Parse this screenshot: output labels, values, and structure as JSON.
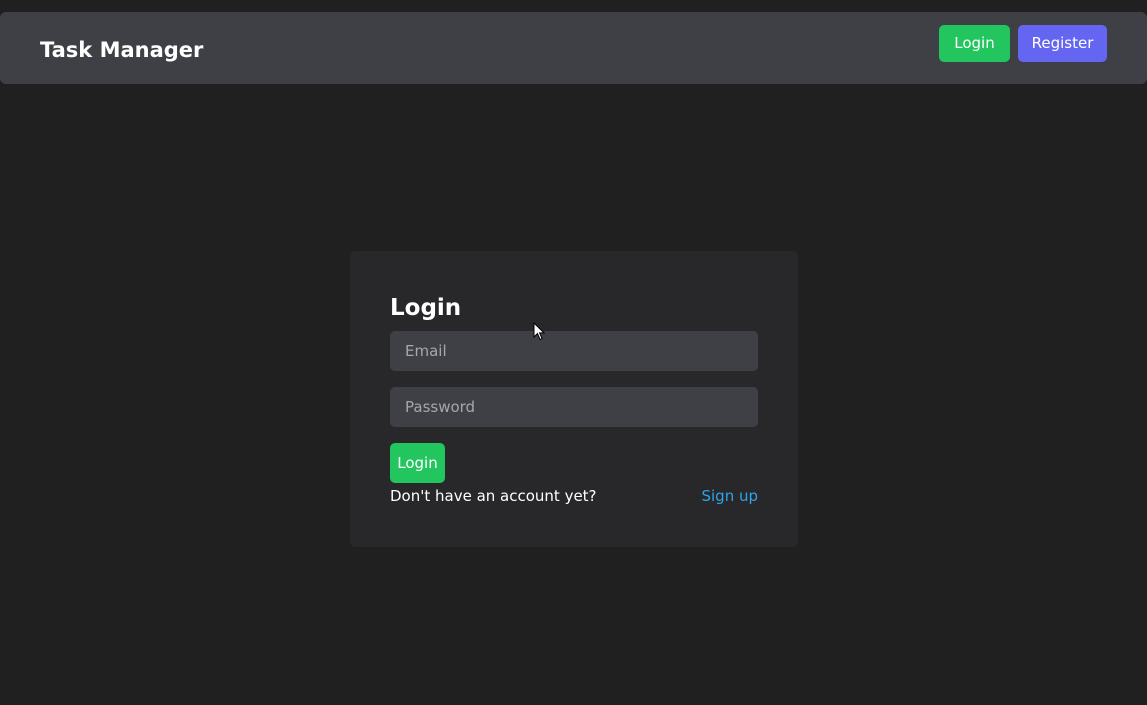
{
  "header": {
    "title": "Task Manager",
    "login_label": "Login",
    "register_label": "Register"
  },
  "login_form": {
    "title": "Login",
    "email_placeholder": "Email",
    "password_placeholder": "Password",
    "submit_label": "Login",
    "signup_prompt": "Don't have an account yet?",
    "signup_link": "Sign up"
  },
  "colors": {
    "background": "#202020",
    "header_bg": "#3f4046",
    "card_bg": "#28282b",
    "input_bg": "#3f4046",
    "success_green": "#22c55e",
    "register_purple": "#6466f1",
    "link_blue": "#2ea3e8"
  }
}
==
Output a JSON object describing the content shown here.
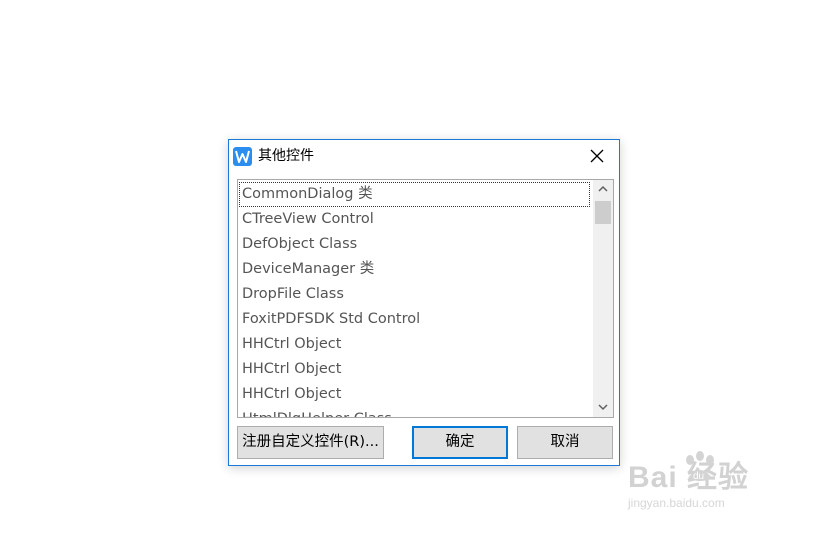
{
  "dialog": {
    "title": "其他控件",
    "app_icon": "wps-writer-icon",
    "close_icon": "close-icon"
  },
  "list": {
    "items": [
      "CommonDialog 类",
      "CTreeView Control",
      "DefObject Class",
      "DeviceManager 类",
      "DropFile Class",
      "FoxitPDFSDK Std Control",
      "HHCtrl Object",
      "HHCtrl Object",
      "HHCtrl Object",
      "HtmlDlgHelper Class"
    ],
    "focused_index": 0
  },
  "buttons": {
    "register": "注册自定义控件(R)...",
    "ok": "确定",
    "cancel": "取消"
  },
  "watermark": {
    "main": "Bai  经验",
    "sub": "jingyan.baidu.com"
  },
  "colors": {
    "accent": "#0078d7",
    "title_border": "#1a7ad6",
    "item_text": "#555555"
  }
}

## Stated goal
List the lines of the material in which the word "icon" occurs.

## Task answer
    "app_icon": "wps-writer-icon",
    "close_icon": "close-icon"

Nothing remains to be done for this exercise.